• Material supplied
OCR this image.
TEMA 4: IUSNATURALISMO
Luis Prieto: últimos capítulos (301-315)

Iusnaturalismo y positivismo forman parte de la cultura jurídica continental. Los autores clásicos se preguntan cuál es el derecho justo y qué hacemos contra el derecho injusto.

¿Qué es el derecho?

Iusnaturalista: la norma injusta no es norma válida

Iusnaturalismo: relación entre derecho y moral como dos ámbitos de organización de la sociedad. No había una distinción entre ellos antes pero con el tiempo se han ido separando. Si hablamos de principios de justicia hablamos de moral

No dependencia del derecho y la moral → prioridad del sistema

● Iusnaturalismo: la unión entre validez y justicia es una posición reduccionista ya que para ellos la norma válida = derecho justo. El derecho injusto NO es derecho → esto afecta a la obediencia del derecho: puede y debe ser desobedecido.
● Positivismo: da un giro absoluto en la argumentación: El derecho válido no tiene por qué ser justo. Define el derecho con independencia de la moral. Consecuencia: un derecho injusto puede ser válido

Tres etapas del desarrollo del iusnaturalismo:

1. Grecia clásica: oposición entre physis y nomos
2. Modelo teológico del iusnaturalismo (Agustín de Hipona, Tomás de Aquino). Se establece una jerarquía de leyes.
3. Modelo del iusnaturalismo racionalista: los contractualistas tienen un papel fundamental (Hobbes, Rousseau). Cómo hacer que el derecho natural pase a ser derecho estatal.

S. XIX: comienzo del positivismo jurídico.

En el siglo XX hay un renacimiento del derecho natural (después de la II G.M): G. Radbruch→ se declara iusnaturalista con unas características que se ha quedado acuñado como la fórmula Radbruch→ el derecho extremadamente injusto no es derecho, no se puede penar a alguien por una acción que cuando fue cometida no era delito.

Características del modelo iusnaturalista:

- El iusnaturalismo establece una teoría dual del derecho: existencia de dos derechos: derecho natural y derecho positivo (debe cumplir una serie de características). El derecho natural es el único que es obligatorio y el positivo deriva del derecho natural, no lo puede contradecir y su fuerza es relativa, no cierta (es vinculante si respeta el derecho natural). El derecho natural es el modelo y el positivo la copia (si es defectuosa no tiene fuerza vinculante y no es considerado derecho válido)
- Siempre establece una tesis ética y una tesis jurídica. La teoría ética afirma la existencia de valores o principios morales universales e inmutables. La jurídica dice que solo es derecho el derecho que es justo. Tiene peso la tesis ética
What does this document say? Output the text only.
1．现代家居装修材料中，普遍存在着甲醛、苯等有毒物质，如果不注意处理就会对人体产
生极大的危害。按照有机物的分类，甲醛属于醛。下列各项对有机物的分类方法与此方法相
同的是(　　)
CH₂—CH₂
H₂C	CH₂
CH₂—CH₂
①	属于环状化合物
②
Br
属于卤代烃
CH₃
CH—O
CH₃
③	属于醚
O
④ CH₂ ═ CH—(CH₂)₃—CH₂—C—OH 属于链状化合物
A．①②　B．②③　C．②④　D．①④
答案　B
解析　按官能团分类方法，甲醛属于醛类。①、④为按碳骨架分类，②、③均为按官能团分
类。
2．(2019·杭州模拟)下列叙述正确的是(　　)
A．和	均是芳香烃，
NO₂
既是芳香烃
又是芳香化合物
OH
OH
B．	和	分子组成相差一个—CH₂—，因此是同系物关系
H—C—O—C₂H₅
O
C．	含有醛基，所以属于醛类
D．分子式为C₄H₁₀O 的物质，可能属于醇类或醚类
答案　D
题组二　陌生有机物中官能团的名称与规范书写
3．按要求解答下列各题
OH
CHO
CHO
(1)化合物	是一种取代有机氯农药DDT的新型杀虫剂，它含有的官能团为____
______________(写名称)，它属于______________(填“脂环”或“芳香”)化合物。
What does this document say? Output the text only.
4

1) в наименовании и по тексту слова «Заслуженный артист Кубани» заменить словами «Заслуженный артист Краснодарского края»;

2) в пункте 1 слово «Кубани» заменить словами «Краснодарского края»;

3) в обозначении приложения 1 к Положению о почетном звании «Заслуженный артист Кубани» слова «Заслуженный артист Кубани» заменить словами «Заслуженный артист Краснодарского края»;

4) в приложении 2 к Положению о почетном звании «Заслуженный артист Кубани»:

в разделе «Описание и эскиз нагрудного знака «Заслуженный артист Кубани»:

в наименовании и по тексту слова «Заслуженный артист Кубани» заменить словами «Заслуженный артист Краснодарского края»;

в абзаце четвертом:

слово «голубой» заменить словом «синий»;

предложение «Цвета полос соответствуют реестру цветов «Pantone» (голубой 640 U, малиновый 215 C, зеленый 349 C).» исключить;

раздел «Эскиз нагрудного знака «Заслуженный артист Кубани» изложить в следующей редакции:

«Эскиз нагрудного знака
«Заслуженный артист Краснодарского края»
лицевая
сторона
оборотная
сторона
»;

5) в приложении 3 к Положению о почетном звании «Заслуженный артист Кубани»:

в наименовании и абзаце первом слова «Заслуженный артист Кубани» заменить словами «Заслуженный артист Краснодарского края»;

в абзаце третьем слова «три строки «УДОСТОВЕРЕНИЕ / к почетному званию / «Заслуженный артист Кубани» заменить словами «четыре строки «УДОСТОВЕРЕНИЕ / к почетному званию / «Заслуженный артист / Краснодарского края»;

• Problem statement
List each line of the entries that holds the string "приложении".

• Solution
4) в приложении 2 к Положению о почетном звании «Заслуженный артист Кубани»:
5) в приложении 3 к Положению о почетном звании «Заслуженный артист Кубани»:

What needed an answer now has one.